## Task description:
In the entries below, find every line holding the string "video" and collect it.

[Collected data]
+===+
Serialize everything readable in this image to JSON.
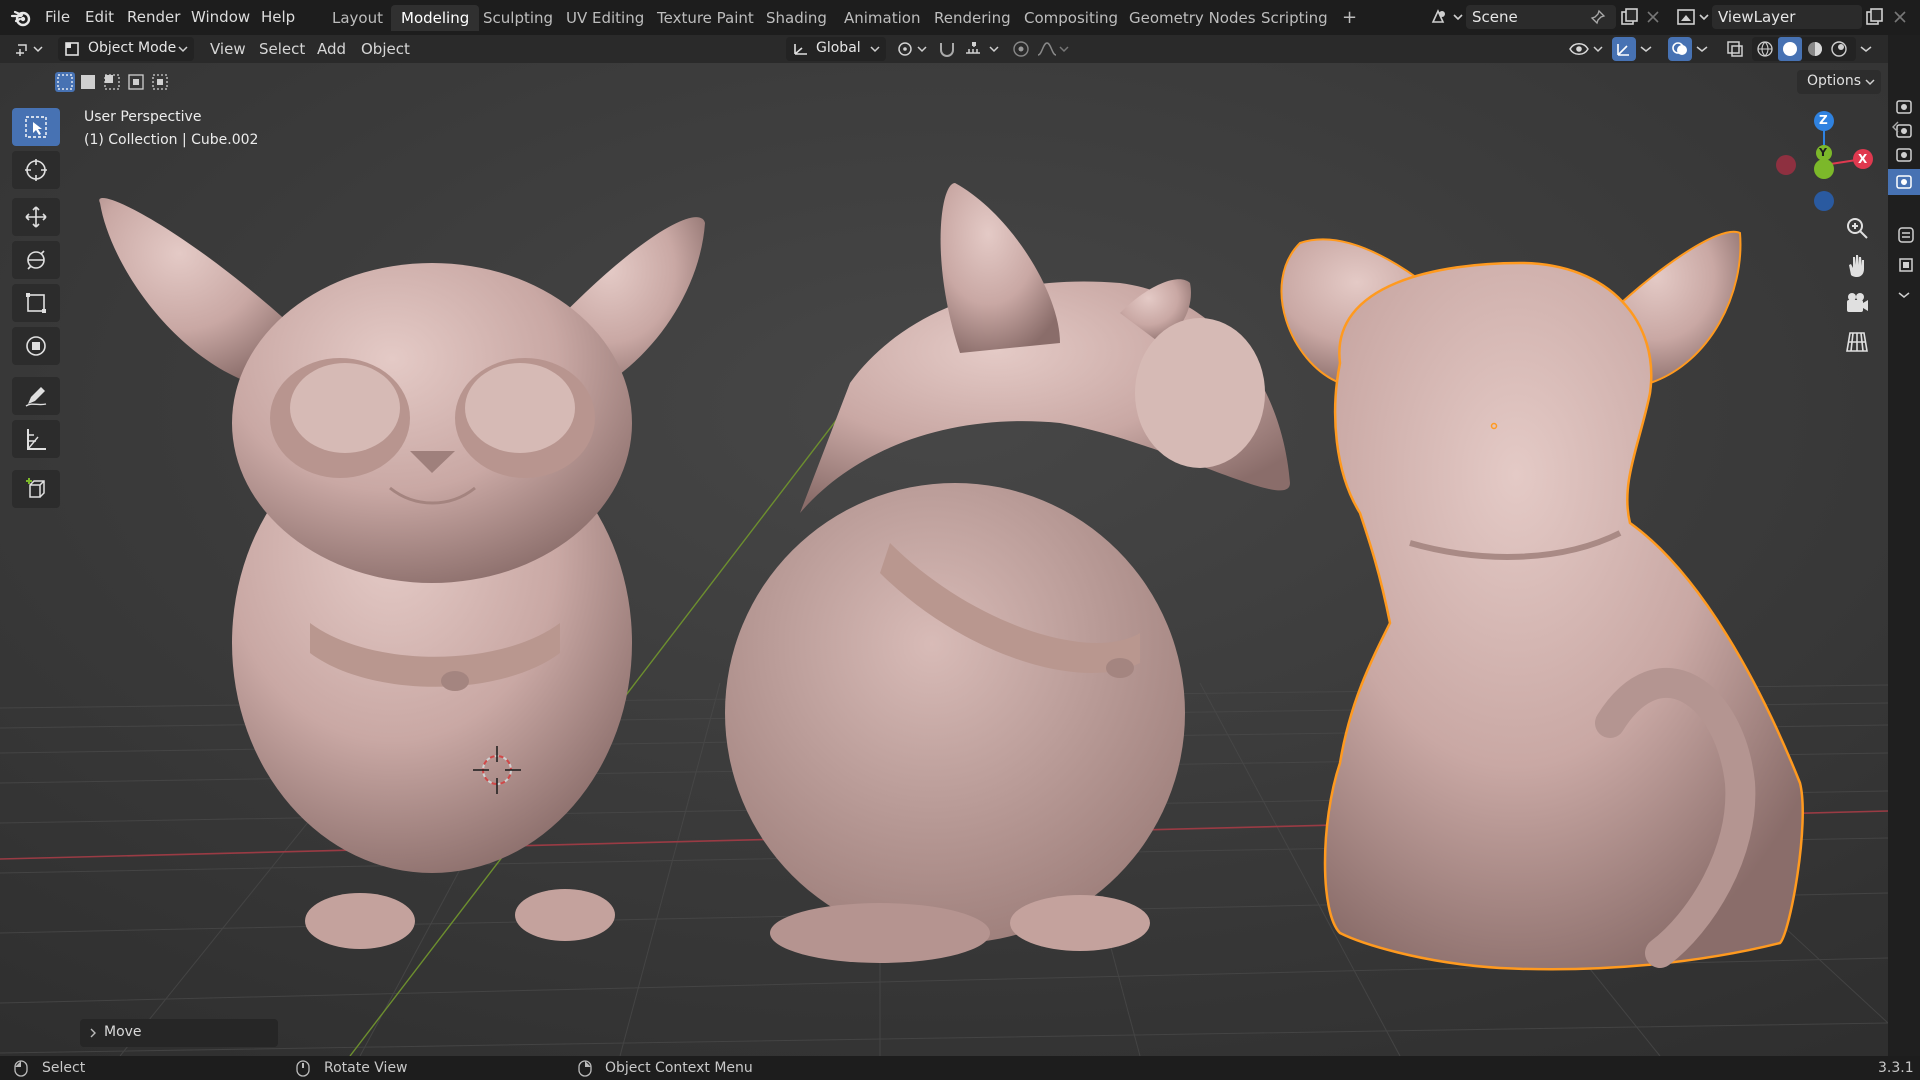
{
  "topbar": {
    "menus": [
      "File",
      "Edit",
      "Render",
      "Window",
      "Help"
    ],
    "workspaces": [
      "Layout",
      "Modeling",
      "Sculpting",
      "UV Editing",
      "Texture Paint",
      "Shading",
      "Animation",
      "Rendering",
      "Compositing",
      "Geometry Nodes",
      "Scripting"
    ],
    "active_workspace": "Modeling",
    "add_workspace": "+",
    "scene_name": "Scene",
    "view_layer": "ViewLayer"
  },
  "header": {
    "mode": "Object Mode",
    "menus": [
      "View",
      "Select",
      "Add",
      "Object"
    ],
    "transform_orientation": "Global"
  },
  "viewport": {
    "perspective_label": "User Perspective",
    "collection_label": "(1) Collection | Cube.002",
    "options_label": "Options",
    "gizmo": {
      "z": "Z",
      "y": "Y",
      "x": "X"
    },
    "last_operation": "Move"
  },
  "statusbar": {
    "items": [
      "Select",
      "Rotate View",
      "Object Context Menu"
    ],
    "version": "3.3.1"
  },
  "colors": {
    "accent": "#4772b3",
    "selection_outline": "#ff9a1f",
    "x_axis": "#e0394f",
    "y_axis": "#7cb82a",
    "z_axis": "#2f82e0",
    "sculpt_clay": "#c9a8a4"
  }
}
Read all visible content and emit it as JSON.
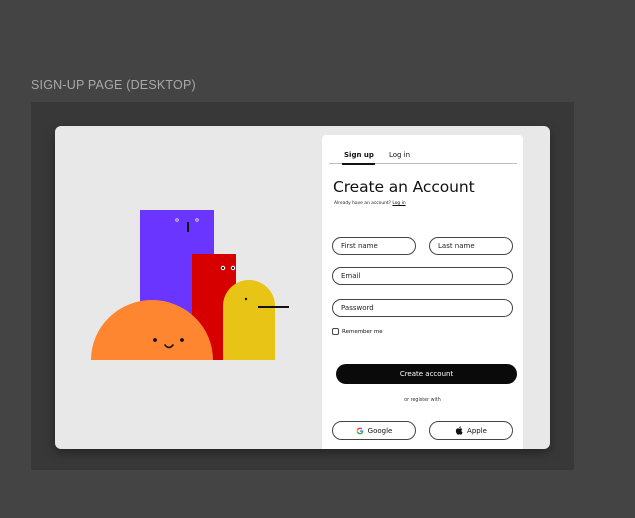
{
  "frame": {
    "label": "SIGN-UP PAGE (DESKTOP)"
  },
  "tabs": [
    {
      "label": "Sign up",
      "active": true
    },
    {
      "label": "Log in",
      "active": false
    }
  ],
  "form": {
    "title": "Create an Account",
    "already_text": "Already have an account?",
    "login_link": "Log in",
    "first_name_placeholder": "First name",
    "last_name_placeholder": "Last name",
    "email_placeholder": "Email",
    "password_placeholder": "Password",
    "remember_label": "Remember me",
    "submit_label": "Create account",
    "or_text": "or register with",
    "google_label": "Google",
    "apple_label": "Apple"
  },
  "icons": [
    "google-icon",
    "apple-icon"
  ],
  "colors": {
    "purple": "#6a36ff",
    "red": "#d60000",
    "yellow": "#e8c416",
    "orange": "#ff8630",
    "button": "#0a0a0a",
    "card": "#e8e8e8",
    "canvas": "#444444"
  }
}
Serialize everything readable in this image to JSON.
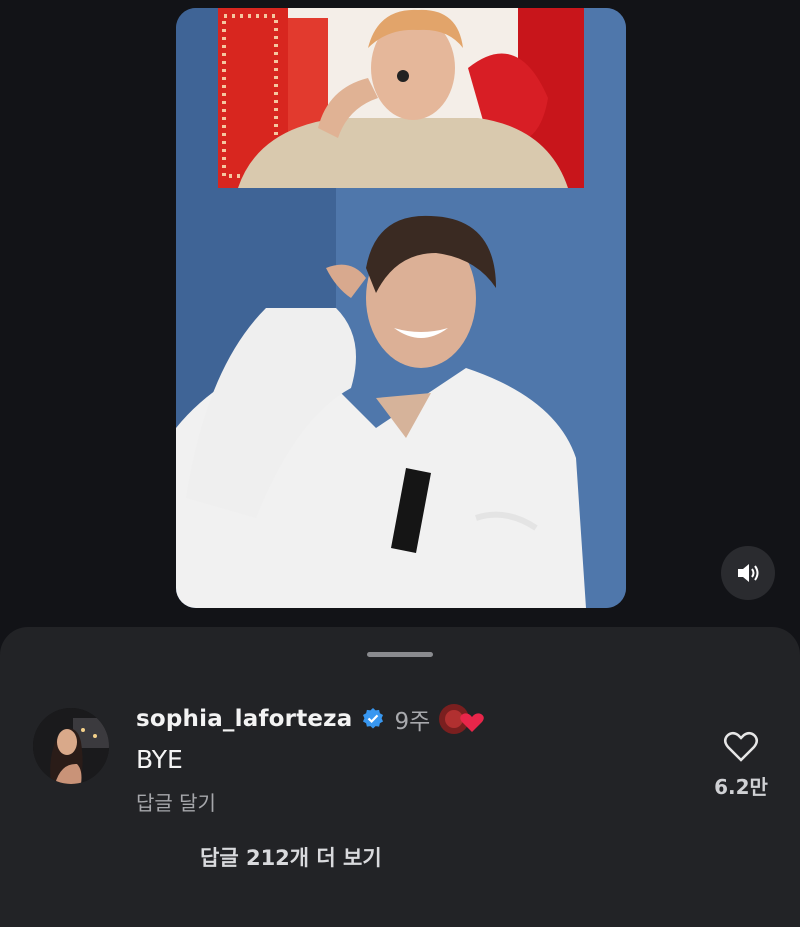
{
  "video": {
    "inset_clip": {
      "description_icon": "stage-performer-clip"
    },
    "main": {
      "description_icon": "creator-video"
    },
    "sound_button": {
      "icon": "speaker-icon"
    }
  },
  "comment_sheet": {
    "comment": {
      "username": "sophia_laforteza",
      "verified": true,
      "time": "9주",
      "text": "BYE",
      "reply_label": "답글 달기",
      "like_count": "6.2만"
    },
    "more_replies_label": "답글 212개 더 보기"
  },
  "colors": {
    "background": "#121317",
    "sheet": "#222326",
    "verified_badge": "#3897f0",
    "heart_reaction": "#e8264a"
  }
}
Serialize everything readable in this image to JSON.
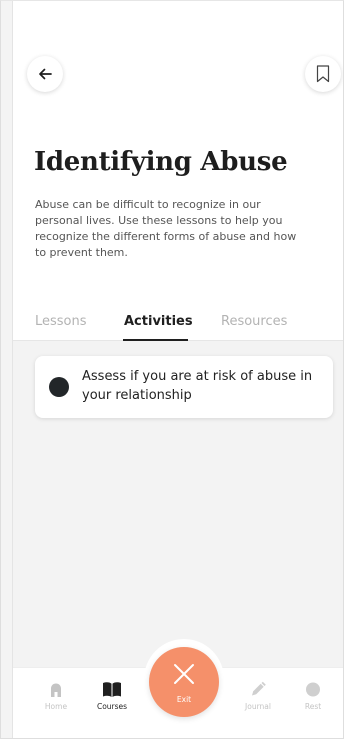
{
  "header": {
    "back_icon": "arrow-left-icon",
    "bookmark_icon": "bookmark-icon"
  },
  "page": {
    "title": "Identifying Abuse",
    "description": "Abuse can be difficult to recognize in our personal lives. Use these lessons to help you recognize the different forms of abuse and how to prevent them."
  },
  "tabs": {
    "items": [
      {
        "label": "Lessons",
        "active": false
      },
      {
        "label": "Activities",
        "active": true
      },
      {
        "label": "Resources",
        "active": false
      }
    ]
  },
  "activities": [
    {
      "label": "Assess if you are at risk of abuse in your relationship",
      "icon": "bullet-dot-icon"
    }
  ],
  "bottom_nav": {
    "items": [
      {
        "label": "Home",
        "icon": "home-icon",
        "active": false
      },
      {
        "label": "Courses",
        "icon": "book-icon",
        "active": true
      },
      {
        "label": "Exit",
        "icon": "close-icon",
        "active": false
      },
      {
        "label": "Journal",
        "icon": "pencil-icon",
        "active": false
      },
      {
        "label": "Rest",
        "icon": "moon-icon",
        "active": false
      }
    ]
  },
  "colors": {
    "accent": "#f5906a",
    "text_primary": "#1e1e1e",
    "text_muted": "#b3b3b3",
    "background_area": "#f3f3f3",
    "dot": "#222629"
  }
}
+===+
## Solution to this task:
  "video": {
      "description_icon": "creator-video"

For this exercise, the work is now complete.